STATED PROBLEM:
Print the entire listing. Each line must match the original exactly.

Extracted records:
******

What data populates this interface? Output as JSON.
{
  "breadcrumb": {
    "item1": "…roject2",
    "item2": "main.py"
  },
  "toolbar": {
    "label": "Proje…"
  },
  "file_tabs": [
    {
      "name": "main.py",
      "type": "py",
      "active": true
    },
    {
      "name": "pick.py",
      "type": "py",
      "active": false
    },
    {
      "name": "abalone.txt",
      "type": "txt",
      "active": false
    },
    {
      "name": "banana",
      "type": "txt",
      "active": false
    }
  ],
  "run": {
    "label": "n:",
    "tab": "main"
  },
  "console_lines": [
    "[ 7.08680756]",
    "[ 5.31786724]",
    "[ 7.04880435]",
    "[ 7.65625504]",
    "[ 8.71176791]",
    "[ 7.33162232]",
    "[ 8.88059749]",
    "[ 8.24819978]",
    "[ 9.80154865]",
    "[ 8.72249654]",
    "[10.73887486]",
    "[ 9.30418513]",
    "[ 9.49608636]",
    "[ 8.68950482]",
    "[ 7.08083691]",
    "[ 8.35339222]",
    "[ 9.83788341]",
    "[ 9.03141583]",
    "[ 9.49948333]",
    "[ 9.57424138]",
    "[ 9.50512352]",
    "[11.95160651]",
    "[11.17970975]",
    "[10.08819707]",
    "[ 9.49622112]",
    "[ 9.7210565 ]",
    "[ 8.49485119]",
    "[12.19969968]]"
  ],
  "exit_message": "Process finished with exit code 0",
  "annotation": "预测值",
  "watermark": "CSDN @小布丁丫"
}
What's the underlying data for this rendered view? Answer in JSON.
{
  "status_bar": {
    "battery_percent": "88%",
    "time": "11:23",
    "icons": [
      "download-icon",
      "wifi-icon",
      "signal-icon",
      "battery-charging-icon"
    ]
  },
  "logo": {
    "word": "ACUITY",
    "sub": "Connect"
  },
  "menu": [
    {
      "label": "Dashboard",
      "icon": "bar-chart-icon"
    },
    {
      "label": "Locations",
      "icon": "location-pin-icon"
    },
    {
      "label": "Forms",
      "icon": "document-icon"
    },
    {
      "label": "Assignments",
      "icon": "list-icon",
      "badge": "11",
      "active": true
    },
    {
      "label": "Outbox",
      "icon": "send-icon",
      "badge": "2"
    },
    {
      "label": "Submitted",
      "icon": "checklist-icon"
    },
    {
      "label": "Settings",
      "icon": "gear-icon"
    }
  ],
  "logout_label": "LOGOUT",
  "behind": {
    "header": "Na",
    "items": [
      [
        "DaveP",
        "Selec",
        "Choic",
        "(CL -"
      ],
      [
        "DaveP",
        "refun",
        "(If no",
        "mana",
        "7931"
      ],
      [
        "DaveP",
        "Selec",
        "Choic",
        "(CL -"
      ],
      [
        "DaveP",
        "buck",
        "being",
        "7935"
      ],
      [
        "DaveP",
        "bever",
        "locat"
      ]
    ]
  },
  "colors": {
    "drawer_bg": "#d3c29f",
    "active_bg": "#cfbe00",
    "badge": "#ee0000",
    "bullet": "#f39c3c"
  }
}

******

RESULT OF THIS EXERCISE:
What data populates this interface? Output as JSON.
{
  "breadcrumb": {
    "item1": "…roject2",
    "item2": "main.py"
  },
  "toolbar": {
    "label": "Proje…"
  },
  "file_tabs": [
    {
      "name": "main.py",
      "type": "py",
      "active": true
    },
    {
      "name": "pick.py",
      "type": "py",
      "active": false
    },
    {
      "name": "abalone.txt",
      "type": "txt",
      "active": false
    },
    {
      "name": "banana",
      "type": "txt",
      "active": false
    }
  ],
  "run": {
    "label": "n:",
    "tab": "main"
  },
  "console_lines": [
    "[ 7.08680756]",
    "[ 5.31786724]",
    "[ 7.04880435]",
    "[ 7.65625504]",
    "[ 8.71176791]",
    "[ 7.33162232]",
    "[ 8.88059749]",
    "[ 8.24819978]",
    "[ 9.80154865]",
    "[ 8.72249654]",
    "[10.73887486]",
    "[ 9.30418513]",
    "[ 9.49608636]",
    "[ 8.68950482]",
    "[ 7.08083691]",
    "[ 8.35339222]",
    "[ 9.83788341]",
    "[ 9.03141583]",
    "[ 9.49948333]",
    "[ 9.57424138]",
    "[ 9.50512352]",
    "[11.95160651]",
    "[11.17970975]",
    "[10.08819707]",
    "[ 9.49622112]",
    "[ 9.7210565 ]",
    "[ 8.49485119]",
    "[12.19969968]]"
  ],
  "exit_message": "Process finished with exit code 0",
  "annotation": "预测值",
  "watermark": "CSDN @小布丁丫"
}
What's the underlying data for this rendered view? Answer in JSON.
{
  "status_bar": {
    "battery_percent": "88%",
    "time": "11:23",
    "icons": [
      "download-icon",
      "wifi-icon",
      "signal-icon",
      "battery-charging-icon"
    ]
  },
  "logo": {
    "word": "ACUITY",
    "sub": "Connect"
  },
  "menu": [
    {
      "label": "Dashboard",
      "icon": "bar-chart-icon"
    },
    {
      "label": "Locations",
      "icon": "location-pin-icon"
    },
    {
      "label": "Forms",
      "icon": "document-icon"
    },
    {
      "label": "Assignments",
      "icon": "list-icon",
      "badge": "11",
      "active": true
    },
    {
      "label": "Outbox",
      "icon": "send-icon",
      "badge": "2"
    },
    {
      "label": "Submitted",
      "icon": "checklist-icon"
    },
    {
      "label": "Settings",
      "icon": "gear-icon"
    }
  ],
  "logout_label": "LOGOUT",
  "behind": {
    "header": "Na",
    "items": [
      [
        "DaveP",
        "Selec",
        "Choic",
        "(CL -"
      ],
      [
        "DaveP",
        "refun",
        "(If no",
        "mana",
        "7931"
      ],
      [
        "DaveP",
        "Selec",
        "Choic",
        "(CL -"
      ],
      [
        "DaveP",
        "buck",
        "being",
        "7935"
      ],
      [
        "DaveP",
        "bever",
        "locat"
      ]
    ]
  },
  "colors": {
    "drawer_bg": "#d3c29f",
    "active_bg": "#cfbe00",
    "badge": "#ee0000",
    "bullet": "#f39c3c"
  }
}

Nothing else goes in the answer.